* **Excerpted text**:
During learning the four m-files ex31?.m saves some information to show the progress of learning. Since the target PSNR is fixed, some of the first iterations are used to find an appropriate limit for the error which is used as a stopping criterion in sparse approximation. After som few iterations the achieved PSNR is quite stable during learning and as the dictionary further improves the average number of non-zero coefficients for each training vector slowly decreases. This can be plotted, for example:

  r1 = load('ex311Feb031626.mat');
r1.tabPSNR(1:10)'  % display the first PSNR values (on the next lines)
ans =
35.8615   38.2784   37.8627   38.0553   37.9764   38.0124   37.9938   37.9985   38.0014   38.0004
plot(r1.tabIT(5:end), r1.tabNNZ(5:end)/r1.L);
title('Average number of non-zero coefficients, including DC, for training vectors.');
xlabel(['Iteration number, dictionary: ',r1.ResultFile]);


The result off the commands above is plotted below.

### 5.2 Dictionary properties, SPIE 2011 paper

This section starts with a brief presentation of some dictionary properties. Many of these properties are used in the experiments done in the SPIE paper, they are used to assess learned dictionaries and to compare dictionaries to each other. The larger part of this section describes two of the three experiments done in the SPIE paper. The main purpose of these experiments were to compare different learning algorithms to each other, including the effect of using either the l0-norm (ORMP) or l1-norm (LARS) in vector selction, for sparse approximation of patches from natural images. The Matlab files and how to use them are briefly explained. Some results are presented, including plots of some of the learned dictionaries.

A thorough presentation of many dictionary properties is given in Elad's book: "Sparse and Redundant Representations ...". Also the SPIE 2011 paper gives an overview of some dictionary properties, mainly those that are relatively easy to compute. It also suggests some new properties, i.e. μmse, μavg, βmse, and βavg, and proposes a measure for the distance between two dictionaries: β(D,D'). The table below lists some properties for a normalized dictionary, i.e. each atom (column vector) has unit 2-norm. The dictionary is represented as a matrix D of size NxK. For more details on each property see the SPIE paper.

Property Definition (comment)
σ1, σ2, ... σN The singular values of D, where we assume σ1 ≥ σ2 ≥ ... σN
λ1, λ2, ... λN The eigenvalues of the frame operator S=DDT, we have λi = σi2 and Σi λi = K
A, B Lower and upper frame bound, A = λN and B = λ1
μ, βmin Coherence and angle between the two dictionary atoms closest to each other, coherence is cosine of the angle. For a normalized dictionary the coherence is the inner product of the two closest atoms.
μavg, βavg Average of cosine (angle) for all atoms to its closest neighbor.
μmse, βmse Average, in mean square error sense, of cosine (angle) for all pairs of atoms in the dictionary,
including an atom to itself. These properties can be computed from the eigenvalues.
μgap, βgap Cosine (angle) for the most difficult vector x to represent by one atom and its closest neighbor in the dictionary. This property is generally hard to compute.

* **Directions for this task**:
Translate this sentence from the dictionary learning text into Spanish: "Since the target PSNR is fixed, some of the first iterations are used to find an appropriate limit for the error which is used as a stopping criterion in sparse approximation."

* **Given data**:

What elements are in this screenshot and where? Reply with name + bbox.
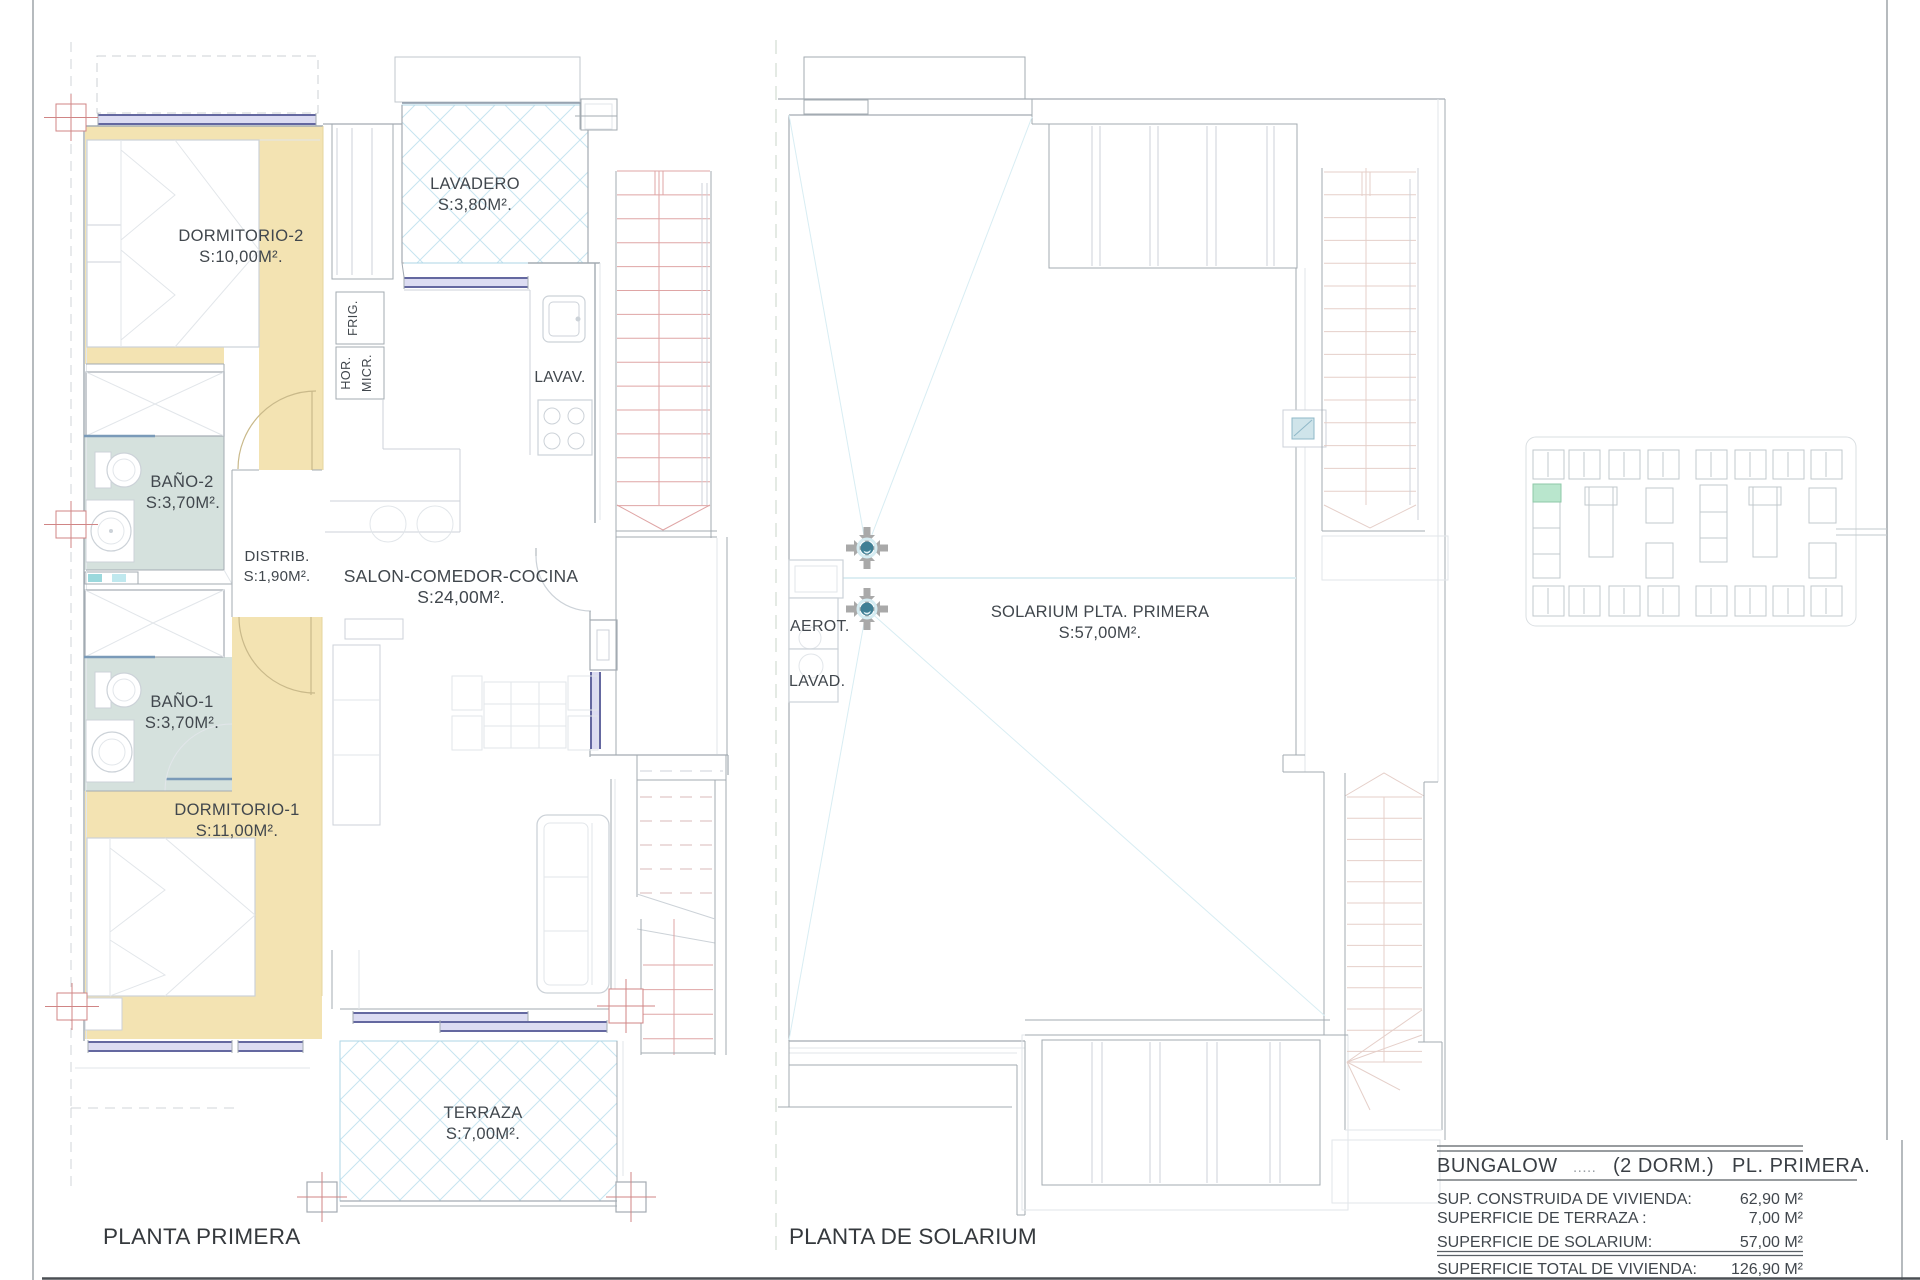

* **Output for this task**:
Como el PSNR objetivo es fijo, algunas de las primeras iteraciones se usan para encontrar un límite adecuado para el error, que se utiliza como criterio de parada en la aproximación dispersa.